* **Given problem**:
Look for the string "Trending" in the lines and copy each line that has it.

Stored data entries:
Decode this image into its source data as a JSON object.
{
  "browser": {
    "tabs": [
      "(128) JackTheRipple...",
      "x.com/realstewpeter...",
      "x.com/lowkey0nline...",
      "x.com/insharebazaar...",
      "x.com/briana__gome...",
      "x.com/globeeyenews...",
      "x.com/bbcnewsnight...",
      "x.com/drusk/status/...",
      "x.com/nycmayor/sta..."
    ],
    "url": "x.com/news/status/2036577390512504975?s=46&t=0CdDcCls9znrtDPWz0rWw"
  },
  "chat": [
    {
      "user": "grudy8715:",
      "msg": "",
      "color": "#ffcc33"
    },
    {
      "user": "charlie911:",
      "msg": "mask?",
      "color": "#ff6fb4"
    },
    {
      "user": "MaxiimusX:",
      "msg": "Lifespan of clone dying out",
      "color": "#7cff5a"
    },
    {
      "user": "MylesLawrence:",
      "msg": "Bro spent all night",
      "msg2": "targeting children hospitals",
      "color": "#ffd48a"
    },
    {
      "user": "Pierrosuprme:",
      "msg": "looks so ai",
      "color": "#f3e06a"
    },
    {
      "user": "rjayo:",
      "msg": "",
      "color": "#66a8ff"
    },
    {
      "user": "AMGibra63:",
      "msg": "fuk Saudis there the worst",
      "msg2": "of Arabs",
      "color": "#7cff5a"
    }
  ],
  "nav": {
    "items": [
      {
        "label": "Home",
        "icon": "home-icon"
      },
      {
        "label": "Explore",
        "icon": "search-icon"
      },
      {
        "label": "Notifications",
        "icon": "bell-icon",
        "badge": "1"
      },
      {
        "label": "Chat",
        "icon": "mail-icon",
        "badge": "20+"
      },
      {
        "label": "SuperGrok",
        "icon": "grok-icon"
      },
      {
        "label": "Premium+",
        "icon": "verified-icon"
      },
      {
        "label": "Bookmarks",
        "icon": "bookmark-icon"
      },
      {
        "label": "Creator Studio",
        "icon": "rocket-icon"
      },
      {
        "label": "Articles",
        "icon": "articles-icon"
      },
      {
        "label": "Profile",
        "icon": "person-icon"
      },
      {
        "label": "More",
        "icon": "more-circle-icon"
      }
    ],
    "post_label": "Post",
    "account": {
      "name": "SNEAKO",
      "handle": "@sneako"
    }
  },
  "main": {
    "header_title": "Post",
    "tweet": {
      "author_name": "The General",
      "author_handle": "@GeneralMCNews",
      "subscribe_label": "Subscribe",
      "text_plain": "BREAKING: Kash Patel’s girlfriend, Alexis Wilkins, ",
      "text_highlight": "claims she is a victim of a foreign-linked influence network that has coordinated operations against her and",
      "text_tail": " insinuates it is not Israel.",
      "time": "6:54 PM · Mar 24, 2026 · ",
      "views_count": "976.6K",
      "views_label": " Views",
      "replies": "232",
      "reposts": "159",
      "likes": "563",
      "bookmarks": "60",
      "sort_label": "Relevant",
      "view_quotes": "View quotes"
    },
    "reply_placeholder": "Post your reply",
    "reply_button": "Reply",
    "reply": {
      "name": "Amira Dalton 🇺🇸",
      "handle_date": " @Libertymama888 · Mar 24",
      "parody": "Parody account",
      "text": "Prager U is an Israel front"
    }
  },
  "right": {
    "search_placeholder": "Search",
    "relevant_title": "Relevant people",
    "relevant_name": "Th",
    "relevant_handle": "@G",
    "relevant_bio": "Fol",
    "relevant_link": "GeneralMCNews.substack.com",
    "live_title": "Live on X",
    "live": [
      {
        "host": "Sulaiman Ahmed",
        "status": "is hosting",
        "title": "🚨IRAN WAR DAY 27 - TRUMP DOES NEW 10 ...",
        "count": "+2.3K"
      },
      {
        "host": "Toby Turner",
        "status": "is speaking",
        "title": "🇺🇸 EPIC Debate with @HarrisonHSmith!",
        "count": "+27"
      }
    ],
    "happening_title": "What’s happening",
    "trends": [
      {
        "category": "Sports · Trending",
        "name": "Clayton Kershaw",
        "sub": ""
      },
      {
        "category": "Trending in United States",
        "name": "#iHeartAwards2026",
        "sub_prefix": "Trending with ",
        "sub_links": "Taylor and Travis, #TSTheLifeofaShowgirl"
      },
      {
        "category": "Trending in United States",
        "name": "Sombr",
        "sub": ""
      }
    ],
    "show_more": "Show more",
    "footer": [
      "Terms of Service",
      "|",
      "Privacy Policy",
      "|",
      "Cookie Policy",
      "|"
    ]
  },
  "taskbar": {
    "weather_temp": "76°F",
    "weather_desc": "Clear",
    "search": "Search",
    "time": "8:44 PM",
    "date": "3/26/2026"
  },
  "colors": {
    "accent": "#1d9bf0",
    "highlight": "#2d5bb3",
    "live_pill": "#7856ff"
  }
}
==
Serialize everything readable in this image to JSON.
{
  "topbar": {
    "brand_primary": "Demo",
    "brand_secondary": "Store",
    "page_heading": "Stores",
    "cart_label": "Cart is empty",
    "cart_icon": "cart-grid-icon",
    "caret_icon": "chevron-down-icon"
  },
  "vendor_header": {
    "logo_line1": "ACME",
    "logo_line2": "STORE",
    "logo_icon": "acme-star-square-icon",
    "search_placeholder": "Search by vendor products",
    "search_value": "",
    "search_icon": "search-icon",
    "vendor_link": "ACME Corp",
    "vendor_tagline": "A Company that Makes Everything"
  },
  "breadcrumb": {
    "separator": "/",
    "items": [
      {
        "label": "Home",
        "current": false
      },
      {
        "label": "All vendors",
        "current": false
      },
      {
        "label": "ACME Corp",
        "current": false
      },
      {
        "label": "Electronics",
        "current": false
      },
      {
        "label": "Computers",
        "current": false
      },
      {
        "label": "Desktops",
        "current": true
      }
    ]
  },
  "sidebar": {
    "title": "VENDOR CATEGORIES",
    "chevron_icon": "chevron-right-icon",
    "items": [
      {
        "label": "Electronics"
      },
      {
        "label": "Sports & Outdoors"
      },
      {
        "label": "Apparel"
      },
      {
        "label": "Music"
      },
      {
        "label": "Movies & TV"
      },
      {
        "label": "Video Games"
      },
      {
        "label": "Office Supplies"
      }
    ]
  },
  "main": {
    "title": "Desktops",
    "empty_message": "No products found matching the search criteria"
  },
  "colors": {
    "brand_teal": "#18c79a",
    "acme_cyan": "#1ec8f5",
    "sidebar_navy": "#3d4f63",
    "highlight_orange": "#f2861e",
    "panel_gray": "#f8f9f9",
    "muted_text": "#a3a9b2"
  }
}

* **Answer**:
        "category": "Sports · Trending",
        "category": "Trending in United States",
        "sub_prefix": "Trending with ",
        "category": "Trending in United States",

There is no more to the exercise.